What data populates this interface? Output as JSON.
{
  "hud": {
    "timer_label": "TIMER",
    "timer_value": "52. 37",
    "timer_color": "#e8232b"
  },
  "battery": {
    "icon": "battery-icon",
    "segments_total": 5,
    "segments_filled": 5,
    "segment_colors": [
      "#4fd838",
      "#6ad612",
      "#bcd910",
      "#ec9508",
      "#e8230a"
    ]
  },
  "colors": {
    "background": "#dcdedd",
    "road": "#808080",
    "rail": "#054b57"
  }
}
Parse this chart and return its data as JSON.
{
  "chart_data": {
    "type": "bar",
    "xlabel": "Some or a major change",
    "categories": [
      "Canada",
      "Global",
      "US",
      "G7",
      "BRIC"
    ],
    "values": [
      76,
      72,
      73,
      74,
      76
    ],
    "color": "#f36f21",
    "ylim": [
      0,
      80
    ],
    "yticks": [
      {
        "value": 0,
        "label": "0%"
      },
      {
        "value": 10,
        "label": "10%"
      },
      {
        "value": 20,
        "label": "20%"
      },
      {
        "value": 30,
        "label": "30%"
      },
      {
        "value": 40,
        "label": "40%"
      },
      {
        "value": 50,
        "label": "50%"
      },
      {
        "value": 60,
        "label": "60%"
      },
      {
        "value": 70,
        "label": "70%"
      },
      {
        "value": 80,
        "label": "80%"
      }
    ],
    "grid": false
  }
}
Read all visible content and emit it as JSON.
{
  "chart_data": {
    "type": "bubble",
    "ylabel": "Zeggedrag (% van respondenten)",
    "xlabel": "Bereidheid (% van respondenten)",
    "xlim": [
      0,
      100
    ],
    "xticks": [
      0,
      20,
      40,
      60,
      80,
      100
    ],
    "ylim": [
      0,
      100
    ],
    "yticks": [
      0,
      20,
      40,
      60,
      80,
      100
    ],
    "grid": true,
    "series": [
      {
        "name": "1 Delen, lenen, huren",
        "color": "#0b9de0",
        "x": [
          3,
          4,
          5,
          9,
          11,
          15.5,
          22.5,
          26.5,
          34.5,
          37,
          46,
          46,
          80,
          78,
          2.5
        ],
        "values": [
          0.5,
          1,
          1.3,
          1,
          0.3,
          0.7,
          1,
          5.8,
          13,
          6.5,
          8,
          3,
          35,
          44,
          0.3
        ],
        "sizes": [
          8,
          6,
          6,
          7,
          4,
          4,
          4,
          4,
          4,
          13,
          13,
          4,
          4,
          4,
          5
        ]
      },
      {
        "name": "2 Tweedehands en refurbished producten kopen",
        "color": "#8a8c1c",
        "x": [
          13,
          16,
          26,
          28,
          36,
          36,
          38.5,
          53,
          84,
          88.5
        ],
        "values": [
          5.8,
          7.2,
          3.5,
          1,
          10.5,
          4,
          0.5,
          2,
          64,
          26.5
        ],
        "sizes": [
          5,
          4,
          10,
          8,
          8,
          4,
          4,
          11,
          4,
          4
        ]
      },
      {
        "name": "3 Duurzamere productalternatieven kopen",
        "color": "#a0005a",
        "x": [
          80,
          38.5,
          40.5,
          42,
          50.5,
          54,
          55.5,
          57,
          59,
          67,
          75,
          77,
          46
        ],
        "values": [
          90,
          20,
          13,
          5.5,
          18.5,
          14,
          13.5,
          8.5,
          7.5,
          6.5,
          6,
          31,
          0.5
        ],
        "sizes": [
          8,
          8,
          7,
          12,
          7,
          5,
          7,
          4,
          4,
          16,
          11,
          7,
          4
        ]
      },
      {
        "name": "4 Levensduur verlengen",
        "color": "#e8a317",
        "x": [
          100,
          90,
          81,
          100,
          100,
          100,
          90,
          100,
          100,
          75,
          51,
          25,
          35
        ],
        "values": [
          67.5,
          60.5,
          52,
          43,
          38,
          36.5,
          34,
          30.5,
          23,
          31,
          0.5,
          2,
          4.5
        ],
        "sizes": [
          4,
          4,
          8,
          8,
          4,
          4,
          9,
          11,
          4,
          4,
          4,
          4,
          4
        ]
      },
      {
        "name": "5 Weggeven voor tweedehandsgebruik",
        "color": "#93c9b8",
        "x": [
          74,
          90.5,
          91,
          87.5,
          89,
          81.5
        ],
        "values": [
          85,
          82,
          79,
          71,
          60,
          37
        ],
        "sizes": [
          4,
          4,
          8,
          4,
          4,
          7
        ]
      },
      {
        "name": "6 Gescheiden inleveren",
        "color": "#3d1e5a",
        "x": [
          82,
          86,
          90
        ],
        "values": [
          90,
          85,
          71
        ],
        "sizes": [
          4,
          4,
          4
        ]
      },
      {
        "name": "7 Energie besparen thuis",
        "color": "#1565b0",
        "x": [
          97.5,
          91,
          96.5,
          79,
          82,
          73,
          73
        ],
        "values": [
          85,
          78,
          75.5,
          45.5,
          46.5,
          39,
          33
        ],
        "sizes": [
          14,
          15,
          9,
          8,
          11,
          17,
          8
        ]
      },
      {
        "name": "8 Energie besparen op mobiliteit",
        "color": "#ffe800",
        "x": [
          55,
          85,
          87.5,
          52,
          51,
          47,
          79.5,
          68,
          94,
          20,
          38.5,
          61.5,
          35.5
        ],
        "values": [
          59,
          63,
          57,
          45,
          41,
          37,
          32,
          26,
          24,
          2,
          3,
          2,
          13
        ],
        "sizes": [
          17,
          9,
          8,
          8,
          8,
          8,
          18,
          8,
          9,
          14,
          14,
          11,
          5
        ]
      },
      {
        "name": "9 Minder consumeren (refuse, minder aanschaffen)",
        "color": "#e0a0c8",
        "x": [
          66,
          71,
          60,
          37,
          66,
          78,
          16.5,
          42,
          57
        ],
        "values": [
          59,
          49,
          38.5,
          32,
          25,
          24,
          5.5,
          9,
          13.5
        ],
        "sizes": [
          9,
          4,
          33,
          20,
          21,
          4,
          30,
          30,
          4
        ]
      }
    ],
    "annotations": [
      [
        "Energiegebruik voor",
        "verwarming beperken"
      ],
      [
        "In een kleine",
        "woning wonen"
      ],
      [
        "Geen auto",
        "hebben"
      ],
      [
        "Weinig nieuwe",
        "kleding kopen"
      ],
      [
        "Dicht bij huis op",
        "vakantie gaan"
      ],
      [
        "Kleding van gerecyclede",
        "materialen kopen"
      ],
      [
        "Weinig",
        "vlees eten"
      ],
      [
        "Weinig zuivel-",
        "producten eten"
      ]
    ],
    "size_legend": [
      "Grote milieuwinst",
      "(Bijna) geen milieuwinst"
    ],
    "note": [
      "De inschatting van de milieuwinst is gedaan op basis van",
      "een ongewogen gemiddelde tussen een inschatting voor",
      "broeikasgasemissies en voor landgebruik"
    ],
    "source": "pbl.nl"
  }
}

Exercise task: Exact output of every entry is required.

Written response:
What data populates this interface? Output as JSON.
{
  "hud": {
    "timer_label": "TIMER",
    "timer_value": "52. 37",
    "timer_color": "#e8232b"
  },
  "battery": {
    "icon": "battery-icon",
    "segments_total": 5,
    "segments_filled": 5,
    "segment_colors": [
      "#4fd838",
      "#6ad612",
      "#bcd910",
      "#ec9508",
      "#e8230a"
    ]
  },
  "colors": {
    "background": "#dcdedd",
    "road": "#808080",
    "rail": "#054b57"
  }
}
Parse this chart and return its data as JSON.
{
  "chart_data": {
    "type": "bar",
    "xlabel": "Some or a major change",
    "categories": [
      "Canada",
      "Global",
      "US",
      "G7",
      "BRIC"
    ],
    "values": [
      76,
      72,
      73,
      74,
      76
    ],
    "color": "#f36f21",
    "ylim": [
      0,
      80
    ],
    "yticks": [
      {
        "value": 0,
        "label": "0%"
      },
      {
        "value": 10,
        "label": "10%"
      },
      {
        "value": 20,
        "label": "20%"
      },
      {
        "value": 30,
        "label": "30%"
      },
      {
        "value": 40,
        "label": "40%"
      },
      {
        "value": 50,
        "label": "50%"
      },
      {
        "value": 60,
        "label": "60%"
      },
      {
        "value": 70,
        "label": "70%"
      },
      {
        "value": 80,
        "label": "80%"
      }
    ],
    "grid": false
  }
}
Read all visible content and emit it as JSON.
{
  "chart_data": {
    "type": "bubble",
    "ylabel": "Zeggedrag (% van respondenten)",
    "xlabel": "Bereidheid (% van respondenten)",
    "xlim": [
      0,
      100
    ],
    "xticks": [
      0,
      20,
      40,
      60,
      80,
      100
    ],
    "ylim": [
      0,
      100
    ],
    "yticks": [
      0,
      20,
      40,
      60,
      80,
      100
    ],
    "grid": true,
    "series": [
      {
        "name": "1 Delen, lenen, huren",
        "color": "#0b9de0",
        "x": [
          3,
          4,
          5,
          9,
          11,
          15.5,
          22.5,
          26.5,
          34.5,
          37,
          46,
          46,
          80,
          78,
          2.5
        ],
        "values": [
          0.5,
          1,
          1.3,
          1,
          0.3,
          0.7,
          1,
          5.8,
          13,
          6.5,
          8,
          3,
          35,
          44,
          0.3
        ],
        "sizes": [
          8,
          6,
          6,
          7,
          4,
          4,
          4,
          4,
          4,
          13,
          13,
          4,
          4,
          4,
          5
        ]
      },
      {
        "name": "2 Tweedehands en refurbished producten kopen",
        "color": "#8a8c1c",
        "x": [
          13,
          16,
          26,
          28,
          36,
          36,
          38.5,
          53,
          84,
          88.5
        ],
        "values": [
          5.8,
          7.2,
          3.5,
          1,
          10.5,
          4,
          0.5,
          2,
          64,
          26.5
        ],
        "sizes": [
          5,
          4,
          10,
          8,
          8,
          4,
          4,
          11,
          4,
          4
        ]
      },
      {
        "name": "3 Duurzamere productalternatieven kopen",
        "color": "#a0005a",
        "x": [
          80,
          38.5,
          40.5,
          42,
          50.5,
          54,
          55.5,
          57,
          59,
          67,
          75,
          77,
          46
        ],
        "values": [
          90,
          20,
          13,
          5.5,
          18.5,
          14,
          13.5,
          8.5,
          7.5,
          6.5,
          6,
          31,
          0.5
        ],
        "sizes": [
          8,
          8,
          7,
          12,
          7,
          5,
          7,
          4,
          4,
          16,
          11,
          7,
          4
        ]
      },
      {
        "name": "4 Levensduur verlengen",
        "color": "#e8a317",
        "x": [
          100,
          90,
          81,
          100,
          100,
          100,
          90,
          100,
          100,
          75,
          51,
          25,
          35
        ],
        "values": [
          67.5,
          60.5,
          52,
          43,
          38,
          36.5,
          34,
          30.5,
          23,
          31,
          0.5,
          2,
          4.5
        ],
        "sizes": [
          4,
          4,
          8,
          8,
          4,
          4,
          9,
          11,
          4,
          4,
          4,
          4,
          4
        ]
      },
      {
        "name": "5 Weggeven voor tweedehandsgebruik",
        "color": "#93c9b8",
        "x": [
          74,
          90.5,
          91,
          87.5,
          89,
          81.5
        ],
        "values": [
          85,
          82,
          79,
          71,
          60,
          37
        ],
        "sizes": [
          4,
          4,
          8,
          4,
          4,
          7
        ]
      },
      {
        "name": "6 Gescheiden inleveren",
        "color": "#3d1e5a",
        "x": [
          82,
          86,
          90
        ],
        "values": [
          90,
          85,
          71
        ],
        "sizes": [
          4,
          4,
          4
        ]
      },
      {
        "name": "7 Energie besparen thuis",
        "color": "#1565b0",
        "x": [
          97.5,
          91,
          96.5,
          79,
          82,
          73,
          73
        ],
        "values": [
          85,
          78,
          75.5,
          45.5,
          46.5,
          39,
          33
        ],
        "sizes": [
          14,
          15,
          9,
          8,
          11,
          17,
          8
        ]
      },
      {
        "name": "8 Energie besparen op mobiliteit",
        "color": "#ffe800",
        "x": [
          55,
          85,
          87.5,
          52,
          51,
          47,
          79.5,
          68,
          94,
          20,
          38.5,
          61.5,
          35.5
        ],
        "values": [
          59,
          63,
          57,
          45,
          41,
          37,
          32,
          26,
          24,
          2,
          3,
          2,
          13
        ],
        "sizes": [
          17,
          9,
          8,
          8,
          8,
          8,
          18,
          8,
          9,
          14,
          14,
          11,
          5
        ]
      },
      {
        "name": "9 Minder consumeren (refuse, minder aanschaffen)",
        "color": "#e0a0c8",
        "x": [
          66,
          71,
          60,
          37,
          66,
          78,
          16.5,
          42,
          57
        ],
        "values": [
          59,
          49,
          38.5,
          32,
          25,
          24,
          5.5,
          9,
          13.5
        ],
        "sizes": [
          9,
          4,
          33,
          20,
          21,
          4,
          30,
          30,
          4
        ]
      }
    ],
    "annotations": [
      [
        "Energiegebruik voor",
        "verwarming beperken"
      ],
      [
        "In een kleine",
        "woning wonen"
      ],
      [
        "Geen auto",
        "hebben"
      ],
      [
        "Weinig nieuwe",
        "kleding kopen"
      ],
      [
        "Dicht bij huis op",
        "vakantie gaan"
      ],
      [
        "Kleding van gerecyclede",
        "materialen kopen"
      ],
      [
        "Weinig",
        "vlees eten"
      ],
      [
        "Weinig zuivel-",
        "producten eten"
      ]
    ],
    "size_legend": [
      "Grote milieuwinst",
      "(Bijna) geen milieuwinst"
    ],
    "note": [
      "De inschatting van de milieuwinst is gedaan op basis van",
      "een ongewogen gemiddelde tussen een inschatting voor",
      "broeikasgasemissies en voor landgebruik"
    ],
    "source": "pbl.nl"
  }
}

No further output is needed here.